WRITTEN REQUEST — Give the number of lines that include the word "Throughput", and nothing else.

------ DATA FOR THE TASK ------

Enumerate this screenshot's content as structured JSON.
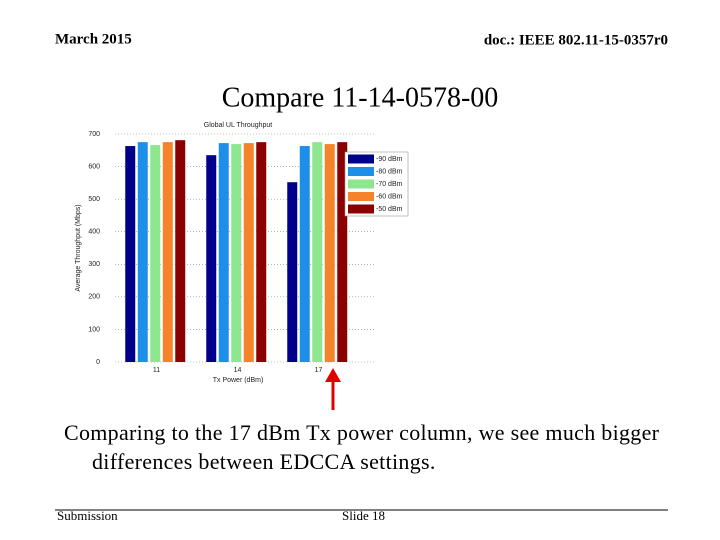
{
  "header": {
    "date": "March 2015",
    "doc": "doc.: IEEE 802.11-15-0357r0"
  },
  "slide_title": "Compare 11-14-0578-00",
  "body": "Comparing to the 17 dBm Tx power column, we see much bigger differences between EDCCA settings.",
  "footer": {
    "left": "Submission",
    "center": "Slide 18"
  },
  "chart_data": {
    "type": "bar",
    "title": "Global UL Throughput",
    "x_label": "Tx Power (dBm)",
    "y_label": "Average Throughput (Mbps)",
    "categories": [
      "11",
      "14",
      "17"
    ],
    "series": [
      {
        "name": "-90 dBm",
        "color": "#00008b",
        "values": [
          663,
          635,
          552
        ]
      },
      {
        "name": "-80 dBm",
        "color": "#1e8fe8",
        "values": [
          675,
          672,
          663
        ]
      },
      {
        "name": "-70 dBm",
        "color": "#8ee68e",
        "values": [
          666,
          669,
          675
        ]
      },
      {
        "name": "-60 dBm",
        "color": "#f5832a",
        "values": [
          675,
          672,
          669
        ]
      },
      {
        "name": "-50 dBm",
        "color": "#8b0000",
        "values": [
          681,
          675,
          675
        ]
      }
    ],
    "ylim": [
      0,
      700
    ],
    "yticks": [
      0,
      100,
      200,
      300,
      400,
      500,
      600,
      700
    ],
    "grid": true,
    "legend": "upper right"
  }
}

------
------ DATA FOR THE TASK ------

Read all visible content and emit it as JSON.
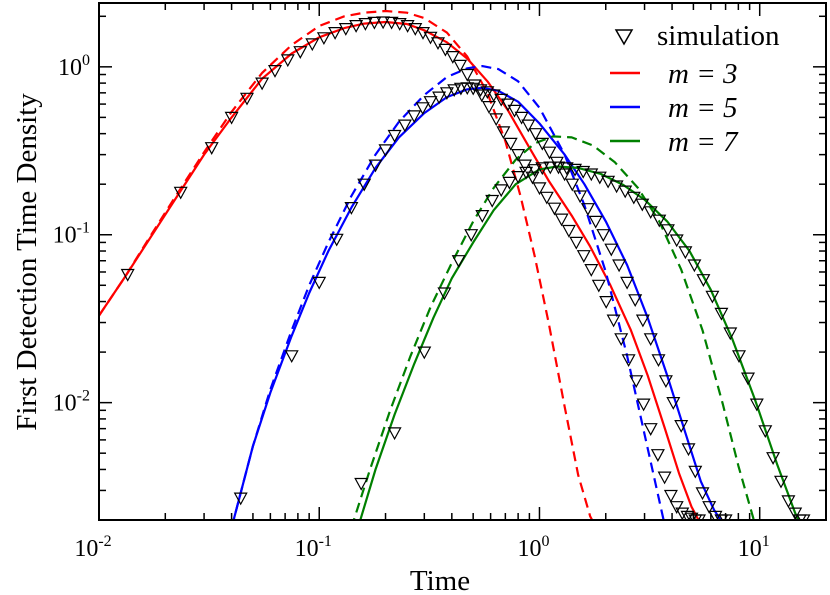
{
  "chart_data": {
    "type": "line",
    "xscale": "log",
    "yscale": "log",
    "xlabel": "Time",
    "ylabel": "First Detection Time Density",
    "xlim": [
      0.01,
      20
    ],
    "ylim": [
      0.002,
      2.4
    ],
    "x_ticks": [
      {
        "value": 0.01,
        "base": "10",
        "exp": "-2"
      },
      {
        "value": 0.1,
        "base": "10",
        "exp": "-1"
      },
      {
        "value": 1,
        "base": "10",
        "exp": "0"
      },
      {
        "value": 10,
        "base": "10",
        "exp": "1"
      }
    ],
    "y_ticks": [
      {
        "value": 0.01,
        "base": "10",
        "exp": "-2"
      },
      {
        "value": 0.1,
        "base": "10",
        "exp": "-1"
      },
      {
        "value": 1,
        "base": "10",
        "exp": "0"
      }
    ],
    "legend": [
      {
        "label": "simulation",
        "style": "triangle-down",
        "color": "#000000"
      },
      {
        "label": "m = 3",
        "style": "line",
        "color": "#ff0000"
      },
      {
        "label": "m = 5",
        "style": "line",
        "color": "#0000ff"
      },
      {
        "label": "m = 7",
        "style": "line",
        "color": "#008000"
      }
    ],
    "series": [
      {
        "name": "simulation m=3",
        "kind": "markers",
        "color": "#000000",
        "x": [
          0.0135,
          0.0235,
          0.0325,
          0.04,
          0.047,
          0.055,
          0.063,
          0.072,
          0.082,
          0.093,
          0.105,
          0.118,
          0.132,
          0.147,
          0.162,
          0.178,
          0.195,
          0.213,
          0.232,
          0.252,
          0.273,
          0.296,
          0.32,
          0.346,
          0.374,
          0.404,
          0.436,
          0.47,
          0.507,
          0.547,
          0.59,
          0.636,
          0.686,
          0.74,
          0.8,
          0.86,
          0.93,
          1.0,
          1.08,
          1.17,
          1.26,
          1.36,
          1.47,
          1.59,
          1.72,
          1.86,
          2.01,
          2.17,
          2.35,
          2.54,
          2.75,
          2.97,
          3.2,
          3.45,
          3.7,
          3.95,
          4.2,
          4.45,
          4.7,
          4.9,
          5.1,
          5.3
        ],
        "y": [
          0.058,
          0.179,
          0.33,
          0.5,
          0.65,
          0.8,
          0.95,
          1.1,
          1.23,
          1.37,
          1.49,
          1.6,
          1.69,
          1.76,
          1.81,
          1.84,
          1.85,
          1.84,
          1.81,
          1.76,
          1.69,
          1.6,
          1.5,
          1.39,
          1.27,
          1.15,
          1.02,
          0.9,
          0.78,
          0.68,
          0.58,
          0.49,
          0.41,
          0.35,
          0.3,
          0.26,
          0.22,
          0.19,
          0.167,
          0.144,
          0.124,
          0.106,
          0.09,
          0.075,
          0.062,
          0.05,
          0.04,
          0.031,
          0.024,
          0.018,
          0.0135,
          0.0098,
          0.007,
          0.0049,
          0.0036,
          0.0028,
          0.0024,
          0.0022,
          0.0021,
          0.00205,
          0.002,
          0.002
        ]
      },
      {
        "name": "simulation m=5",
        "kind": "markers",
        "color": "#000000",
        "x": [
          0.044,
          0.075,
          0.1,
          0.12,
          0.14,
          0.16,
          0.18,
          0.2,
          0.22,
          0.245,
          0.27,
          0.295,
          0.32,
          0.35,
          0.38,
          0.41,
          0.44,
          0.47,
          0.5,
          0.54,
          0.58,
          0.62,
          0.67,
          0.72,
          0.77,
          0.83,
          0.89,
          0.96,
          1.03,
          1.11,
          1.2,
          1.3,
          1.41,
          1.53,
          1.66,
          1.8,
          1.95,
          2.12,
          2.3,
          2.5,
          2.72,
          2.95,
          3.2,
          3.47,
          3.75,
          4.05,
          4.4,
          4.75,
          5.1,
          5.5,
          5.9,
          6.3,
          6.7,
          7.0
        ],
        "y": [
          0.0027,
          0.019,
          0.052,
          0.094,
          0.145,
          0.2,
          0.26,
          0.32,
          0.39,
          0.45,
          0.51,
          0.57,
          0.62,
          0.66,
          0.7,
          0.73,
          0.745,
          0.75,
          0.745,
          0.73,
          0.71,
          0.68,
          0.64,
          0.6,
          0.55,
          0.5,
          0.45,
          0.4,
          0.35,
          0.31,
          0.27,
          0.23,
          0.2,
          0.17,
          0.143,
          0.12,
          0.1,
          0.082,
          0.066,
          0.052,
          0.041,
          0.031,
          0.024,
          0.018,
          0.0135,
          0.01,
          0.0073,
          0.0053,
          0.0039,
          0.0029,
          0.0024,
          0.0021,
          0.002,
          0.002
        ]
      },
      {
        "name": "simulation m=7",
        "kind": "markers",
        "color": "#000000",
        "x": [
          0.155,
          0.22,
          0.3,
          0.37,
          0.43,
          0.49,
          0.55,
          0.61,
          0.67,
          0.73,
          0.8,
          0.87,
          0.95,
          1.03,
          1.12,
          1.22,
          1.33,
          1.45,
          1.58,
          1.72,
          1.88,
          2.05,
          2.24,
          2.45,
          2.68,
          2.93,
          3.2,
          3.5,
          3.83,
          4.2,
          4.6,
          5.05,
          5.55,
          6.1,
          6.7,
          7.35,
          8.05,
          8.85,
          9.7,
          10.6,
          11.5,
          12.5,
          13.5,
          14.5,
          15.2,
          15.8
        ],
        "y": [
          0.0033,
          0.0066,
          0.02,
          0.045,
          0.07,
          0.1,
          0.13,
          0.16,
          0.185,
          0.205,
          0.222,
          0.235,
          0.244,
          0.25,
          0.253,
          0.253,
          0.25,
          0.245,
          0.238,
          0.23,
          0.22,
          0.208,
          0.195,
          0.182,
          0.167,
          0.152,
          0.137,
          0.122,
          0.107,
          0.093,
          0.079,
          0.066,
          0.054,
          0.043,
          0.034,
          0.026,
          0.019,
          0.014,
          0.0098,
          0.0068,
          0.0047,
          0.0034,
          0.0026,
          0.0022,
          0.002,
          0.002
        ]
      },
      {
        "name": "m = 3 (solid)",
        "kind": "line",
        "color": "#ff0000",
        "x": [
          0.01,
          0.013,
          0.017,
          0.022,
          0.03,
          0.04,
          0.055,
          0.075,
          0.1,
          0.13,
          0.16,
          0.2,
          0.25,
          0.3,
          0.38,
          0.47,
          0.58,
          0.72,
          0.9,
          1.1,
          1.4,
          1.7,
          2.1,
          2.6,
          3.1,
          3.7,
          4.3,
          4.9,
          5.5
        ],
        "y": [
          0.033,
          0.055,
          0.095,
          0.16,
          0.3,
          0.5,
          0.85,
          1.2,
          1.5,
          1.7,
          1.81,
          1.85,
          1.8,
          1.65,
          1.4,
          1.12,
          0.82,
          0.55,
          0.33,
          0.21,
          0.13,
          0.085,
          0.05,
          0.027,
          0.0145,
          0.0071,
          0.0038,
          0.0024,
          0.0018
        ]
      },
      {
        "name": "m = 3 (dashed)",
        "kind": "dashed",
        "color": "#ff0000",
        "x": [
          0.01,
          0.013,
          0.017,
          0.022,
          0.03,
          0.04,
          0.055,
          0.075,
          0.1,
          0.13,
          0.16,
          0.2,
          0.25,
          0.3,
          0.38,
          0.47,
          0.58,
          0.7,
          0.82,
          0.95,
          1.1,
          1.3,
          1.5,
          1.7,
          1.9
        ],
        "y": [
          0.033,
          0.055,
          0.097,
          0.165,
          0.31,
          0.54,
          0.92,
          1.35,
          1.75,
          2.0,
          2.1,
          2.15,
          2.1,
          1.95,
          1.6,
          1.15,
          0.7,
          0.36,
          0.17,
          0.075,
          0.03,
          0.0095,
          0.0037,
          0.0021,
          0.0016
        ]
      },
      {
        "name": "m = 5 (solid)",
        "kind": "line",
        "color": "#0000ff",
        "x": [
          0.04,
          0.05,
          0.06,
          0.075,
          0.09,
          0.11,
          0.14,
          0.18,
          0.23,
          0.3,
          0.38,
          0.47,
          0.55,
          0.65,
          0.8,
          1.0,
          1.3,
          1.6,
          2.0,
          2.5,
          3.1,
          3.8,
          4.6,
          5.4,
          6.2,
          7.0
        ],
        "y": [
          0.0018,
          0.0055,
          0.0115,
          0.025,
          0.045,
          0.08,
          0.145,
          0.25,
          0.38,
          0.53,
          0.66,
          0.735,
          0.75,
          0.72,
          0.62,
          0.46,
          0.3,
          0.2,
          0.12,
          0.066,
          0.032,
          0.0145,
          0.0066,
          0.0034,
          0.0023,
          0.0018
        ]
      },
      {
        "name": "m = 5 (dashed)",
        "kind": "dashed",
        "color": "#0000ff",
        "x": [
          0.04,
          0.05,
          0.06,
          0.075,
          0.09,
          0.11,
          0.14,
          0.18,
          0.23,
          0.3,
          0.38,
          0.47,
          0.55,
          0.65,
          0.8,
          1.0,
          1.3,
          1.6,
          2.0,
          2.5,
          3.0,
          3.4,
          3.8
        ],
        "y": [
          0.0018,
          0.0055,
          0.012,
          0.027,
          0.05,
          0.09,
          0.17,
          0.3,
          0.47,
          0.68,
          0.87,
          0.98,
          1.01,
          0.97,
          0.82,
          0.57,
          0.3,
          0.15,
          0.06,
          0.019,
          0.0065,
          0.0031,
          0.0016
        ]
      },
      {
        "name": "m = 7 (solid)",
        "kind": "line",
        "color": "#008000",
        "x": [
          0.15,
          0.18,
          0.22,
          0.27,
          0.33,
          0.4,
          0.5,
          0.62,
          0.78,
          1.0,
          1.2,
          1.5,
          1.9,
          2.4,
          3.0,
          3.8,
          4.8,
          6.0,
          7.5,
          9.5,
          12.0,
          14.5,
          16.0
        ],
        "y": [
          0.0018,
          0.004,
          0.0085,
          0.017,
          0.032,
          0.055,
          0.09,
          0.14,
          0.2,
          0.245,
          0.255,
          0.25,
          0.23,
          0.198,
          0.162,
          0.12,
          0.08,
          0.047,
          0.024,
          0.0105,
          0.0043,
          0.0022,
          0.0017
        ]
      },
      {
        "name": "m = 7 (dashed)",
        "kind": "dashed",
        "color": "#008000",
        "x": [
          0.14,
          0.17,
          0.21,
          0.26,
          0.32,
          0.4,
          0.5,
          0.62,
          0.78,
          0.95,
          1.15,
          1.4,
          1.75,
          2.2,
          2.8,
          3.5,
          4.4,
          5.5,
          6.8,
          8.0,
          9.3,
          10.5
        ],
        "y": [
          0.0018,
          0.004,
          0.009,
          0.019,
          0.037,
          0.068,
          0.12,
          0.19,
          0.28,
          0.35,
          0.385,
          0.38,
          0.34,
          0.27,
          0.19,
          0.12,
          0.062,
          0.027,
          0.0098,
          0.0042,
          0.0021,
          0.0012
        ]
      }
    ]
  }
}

------

SOLUTION FOR THIS TASK — 2